## AIM:
Copy each record exactly as it reads, leaving out any pictures it holds.

(Stored data entries)
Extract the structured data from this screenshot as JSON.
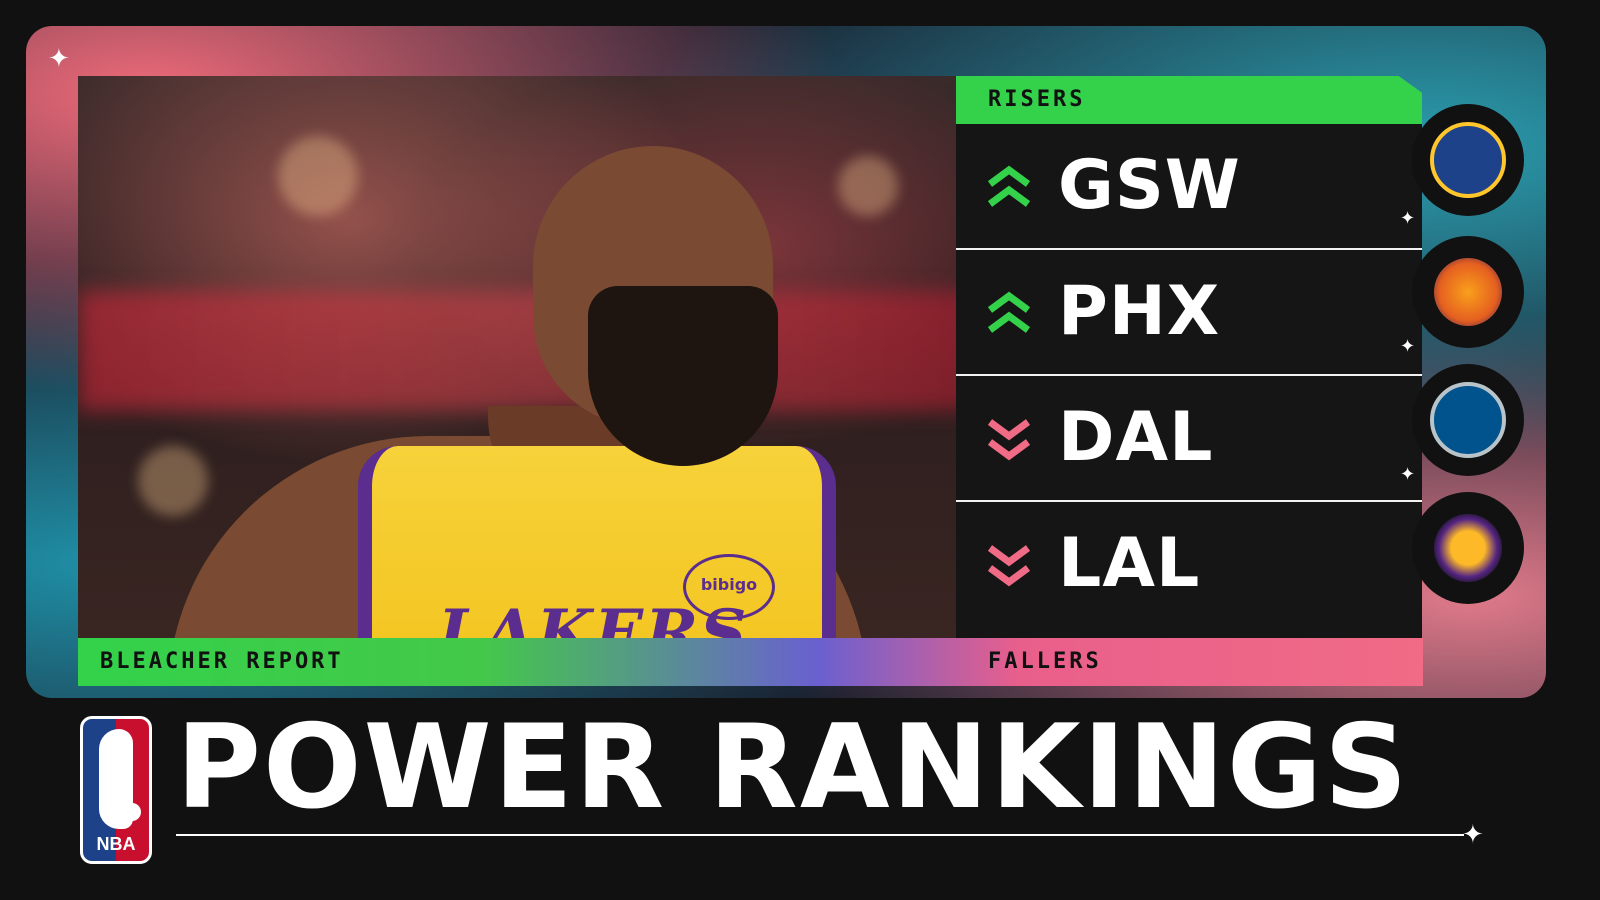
{
  "header": {
    "brand": "BLEACHER REPORT"
  },
  "risers": {
    "label": "RISERS",
    "color": "#33d24a",
    "teams": [
      {
        "abbr": "GSW",
        "icon": "golden-state-warriors-logo",
        "direction": "up"
      },
      {
        "abbr": "PHX",
        "icon": "phoenix-suns-logo",
        "direction": "up"
      }
    ]
  },
  "fallers": {
    "label": "FALLERS",
    "color": "#f06b86",
    "teams": [
      {
        "abbr": "DAL",
        "icon": "dallas-mavericks-logo",
        "direction": "down"
      },
      {
        "abbr": "LAL",
        "icon": "los-angeles-lakers-logo",
        "direction": "down"
      }
    ]
  },
  "photo": {
    "jersey_text": "LAKERS",
    "sponsor_text": "bibigo"
  },
  "footer": {
    "logo_text": "NBA",
    "title": "POWER RANKINGS"
  }
}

## SOLUTION TO THE EXERCISE:
Extract the structured data from this screenshot as JSON.
{
  "header": {
    "brand": "BLEACHER REPORT"
  },
  "risers": {
    "label": "RISERS",
    "color": "#33d24a",
    "teams": [
      {
        "abbr": "GSW",
        "icon": "golden-state-warriors-logo",
        "direction": "up"
      },
      {
        "abbr": "PHX",
        "icon": "phoenix-suns-logo",
        "direction": "up"
      }
    ]
  },
  "fallers": {
    "label": "FALLERS",
    "color": "#f06b86",
    "teams": [
      {
        "abbr": "DAL",
        "icon": "dallas-mavericks-logo",
        "direction": "down"
      },
      {
        "abbr": "LAL",
        "icon": "los-angeles-lakers-logo",
        "direction": "down"
      }
    ]
  },
  "photo": {
    "jersey_text": "LAKERS",
    "sponsor_text": "bibigo"
  },
  "footer": {
    "logo_text": "NBA",
    "title": "POWER RANKINGS"
  }
}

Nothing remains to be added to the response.